**Stated goal a:**
Extract everything from "Direct PRIVATE Partition" down to "Before=network-online.target for write-network-status.service." in the boot-time pull request below, copied word for word.

**Source passage:**

Skip to content

Conversation

@ytsssun
Copy link
Contributor

@ytsssun ytsssun commented Aug 23, 2025

Issue number:

Closes #637

Description of changes:

This PR optimizes boot time by decoupling the network stack initialization from the DATA partition, allowing network services to start in parallel with local filesystem operations.

Boot sequence change overview

Before After
image(1) After

Direct PRIVATE Partition Mount

  • Added direct mount point /.bottlerocket for the PRIVATE partition that bypasses dependency on DATA partition
  • Created a bind mount from /.bottlerocket to /var/lib/bottlerocket for backward compatibility
  • Network services now use /.bottlerocket/netdog directly instead of /var/lib/netdog

Netdog Updates

  • Updated path constants to use /.bottlerocket/netdog instead of /var/lib/netdog
  • Drop default dependencies and update generate-network-config.service with /.bottlerocket dependencies.
  • Create /etc/sysctl.d with ExecStart entry for write-network-status.service.
  • Drop default dependencies for write-network-status.service and explicitly add Before=network-online.target for write-network-status.service.
  • Removed dependency on systemd-tmpfiles for directory creation

D-Bus and Network Service Improvements

  • Added DefaultDependencies=no to dbus.socket to allow early D-Bus initialization
  • Made network-pre.target require dbus-broker.service to ensure D-Bus is ready before network services start
  • Disabled PrivateTmp for dbus-broker.service to remove dependency on systemd-tmpfiles and local-fs.target

Testing done [WIP]:

Click to expand testing details

Functional Testing

  • Tested using metal-dev instance to confirm that net.toml injected to PRIVATE partition can still be read and that
    write-network-status.service can write to the /.bottlerocket/netdog path with no issue
  • Verified the node booted properly with all network functionality intact
  • Used systemd-analyze plot to generate the boot plot and confirmed the decoupling of the network stack and DATA
    partition
  • Verified that network initialization and local-fs (DATA) now occur in parallel
  • Confirmed network configuration and state files are properly persisted across reboots
  • Validated that all existing network functionality is maintained with the new directory structure

Boot-time Testing [WIP]

  • Initial tests on m5.xlarge instances show ~987ms improvement in network-online.target timing and ~817ms improvement in configured.target timing
  • Additional performance testing across a wider range of instance types is in progress
  • We are also internally running a larger sample of boots to better measure this improvement with statistical analysis (in progress)

**Records for this task:**
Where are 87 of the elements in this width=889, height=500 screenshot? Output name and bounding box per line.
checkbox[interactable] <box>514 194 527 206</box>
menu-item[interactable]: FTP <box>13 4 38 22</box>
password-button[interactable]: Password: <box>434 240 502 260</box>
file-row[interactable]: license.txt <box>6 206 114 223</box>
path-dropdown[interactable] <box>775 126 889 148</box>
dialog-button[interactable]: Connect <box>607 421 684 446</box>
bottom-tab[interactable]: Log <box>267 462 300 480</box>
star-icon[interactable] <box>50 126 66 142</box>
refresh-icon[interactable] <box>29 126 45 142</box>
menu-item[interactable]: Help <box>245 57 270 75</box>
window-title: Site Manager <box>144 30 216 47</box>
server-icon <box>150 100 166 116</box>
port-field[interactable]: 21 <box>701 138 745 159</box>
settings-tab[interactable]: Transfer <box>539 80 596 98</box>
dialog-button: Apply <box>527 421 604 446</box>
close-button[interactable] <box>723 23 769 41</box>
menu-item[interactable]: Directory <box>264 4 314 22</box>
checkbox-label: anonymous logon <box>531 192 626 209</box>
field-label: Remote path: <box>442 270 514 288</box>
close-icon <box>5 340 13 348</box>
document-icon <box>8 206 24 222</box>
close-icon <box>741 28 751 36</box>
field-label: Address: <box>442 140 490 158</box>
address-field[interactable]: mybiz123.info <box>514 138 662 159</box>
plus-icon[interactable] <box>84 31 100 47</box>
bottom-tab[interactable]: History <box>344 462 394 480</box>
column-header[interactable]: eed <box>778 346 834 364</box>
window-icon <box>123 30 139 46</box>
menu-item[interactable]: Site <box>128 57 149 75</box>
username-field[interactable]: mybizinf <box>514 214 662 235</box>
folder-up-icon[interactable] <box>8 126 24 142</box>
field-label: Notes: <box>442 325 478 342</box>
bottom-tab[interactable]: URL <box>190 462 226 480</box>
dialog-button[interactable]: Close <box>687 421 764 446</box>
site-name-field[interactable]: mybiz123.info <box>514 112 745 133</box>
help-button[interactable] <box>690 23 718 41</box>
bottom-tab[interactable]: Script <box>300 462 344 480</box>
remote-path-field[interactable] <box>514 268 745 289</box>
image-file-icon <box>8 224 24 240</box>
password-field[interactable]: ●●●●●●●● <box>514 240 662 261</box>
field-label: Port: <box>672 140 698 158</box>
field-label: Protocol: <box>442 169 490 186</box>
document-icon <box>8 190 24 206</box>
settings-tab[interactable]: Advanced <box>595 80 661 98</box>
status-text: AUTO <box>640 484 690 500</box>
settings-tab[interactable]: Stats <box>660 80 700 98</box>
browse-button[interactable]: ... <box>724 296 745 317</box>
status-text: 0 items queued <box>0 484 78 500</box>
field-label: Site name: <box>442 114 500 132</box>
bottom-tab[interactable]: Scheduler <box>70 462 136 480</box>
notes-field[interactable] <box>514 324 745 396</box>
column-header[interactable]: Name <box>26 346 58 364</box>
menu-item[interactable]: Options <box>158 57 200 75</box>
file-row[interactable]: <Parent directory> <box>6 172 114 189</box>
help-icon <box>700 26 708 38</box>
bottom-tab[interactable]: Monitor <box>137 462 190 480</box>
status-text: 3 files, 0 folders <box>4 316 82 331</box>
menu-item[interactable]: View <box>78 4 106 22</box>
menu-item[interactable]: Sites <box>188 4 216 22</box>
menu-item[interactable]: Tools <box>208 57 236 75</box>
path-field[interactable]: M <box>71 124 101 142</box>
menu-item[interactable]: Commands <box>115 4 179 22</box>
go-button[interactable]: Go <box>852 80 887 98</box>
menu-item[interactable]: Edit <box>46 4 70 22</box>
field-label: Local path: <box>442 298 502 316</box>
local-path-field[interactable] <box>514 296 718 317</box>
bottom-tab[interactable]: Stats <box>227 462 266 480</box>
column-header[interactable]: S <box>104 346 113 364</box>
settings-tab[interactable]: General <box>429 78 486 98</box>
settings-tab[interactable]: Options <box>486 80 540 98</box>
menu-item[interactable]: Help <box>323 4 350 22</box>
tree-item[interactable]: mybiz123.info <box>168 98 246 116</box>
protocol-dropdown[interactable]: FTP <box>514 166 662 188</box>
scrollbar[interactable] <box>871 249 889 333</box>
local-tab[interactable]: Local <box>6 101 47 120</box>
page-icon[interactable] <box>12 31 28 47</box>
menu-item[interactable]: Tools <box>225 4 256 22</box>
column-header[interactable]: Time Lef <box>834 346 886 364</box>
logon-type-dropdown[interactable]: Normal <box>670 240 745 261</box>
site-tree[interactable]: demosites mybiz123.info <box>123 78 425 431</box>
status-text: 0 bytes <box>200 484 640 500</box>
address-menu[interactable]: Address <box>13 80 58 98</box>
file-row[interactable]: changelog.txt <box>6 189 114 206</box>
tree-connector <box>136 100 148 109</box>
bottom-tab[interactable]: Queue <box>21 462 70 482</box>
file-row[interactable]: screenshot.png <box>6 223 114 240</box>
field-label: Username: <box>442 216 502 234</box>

**Stated goal b:**
Please copy everything from the start of the records down to the line containing "dialog-button: Apply <box>527", reproducing each line without any change.

**Correct output a:**
Direct PRIVATE Partition Mount

  • Added direct mount point /.bottlerocket for the PRIVATE partition that bypasses dependency on DATA partition
  • Created a bind mount from /.bottlerocket to /var/lib/bottlerocket for backward compatibility
  • Network services now use /.bottlerocket/netdog directly instead of /var/lib/netdog

Netdog Updates

  • Updated path constants to use /.bottlerocket/netdog instead of /var/lib/netdog
  • Drop default dependencies and update generate-network-config.service with /.bottlerocket dependencies.
  • Create /etc/sysctl.d with ExecStart entry for write-network-status.service.
  • Drop default dependencies for write-network-status.service and explicitly add Before=network-online.target for write-network-status.service.

**Correct output b:**
Where are 87 of the elements in this width=889, height=500 screenshot? Output name and bounding box per line.
checkbox[interactable] <box>514 194 527 206</box>
menu-item[interactable]: FTP <box>13 4 38 22</box>
password-button[interactable]: Password: <box>434 240 502 260</box>
file-row[interactable]: license.txt <box>6 206 114 223</box>
path-dropdown[interactable] <box>775 126 889 148</box>
dialog-button[interactable]: Connect <box>607 421 684 446</box>
bottom-tab[interactable]: Log <box>267 462 300 480</box>
star-icon[interactable] <box>50 126 66 142</box>
refresh-icon[interactable] <box>29 126 45 142</box>
menu-item[interactable]: Help <box>245 57 270 75</box>
window-title: Site Manager <box>144 30 216 47</box>
server-icon <box>150 100 166 116</box>
port-field[interactable]: 21 <box>701 138 745 159</box>
settings-tab[interactable]: Transfer <box>539 80 596 98</box>
dialog-button: Apply <box>527 421 604 446</box>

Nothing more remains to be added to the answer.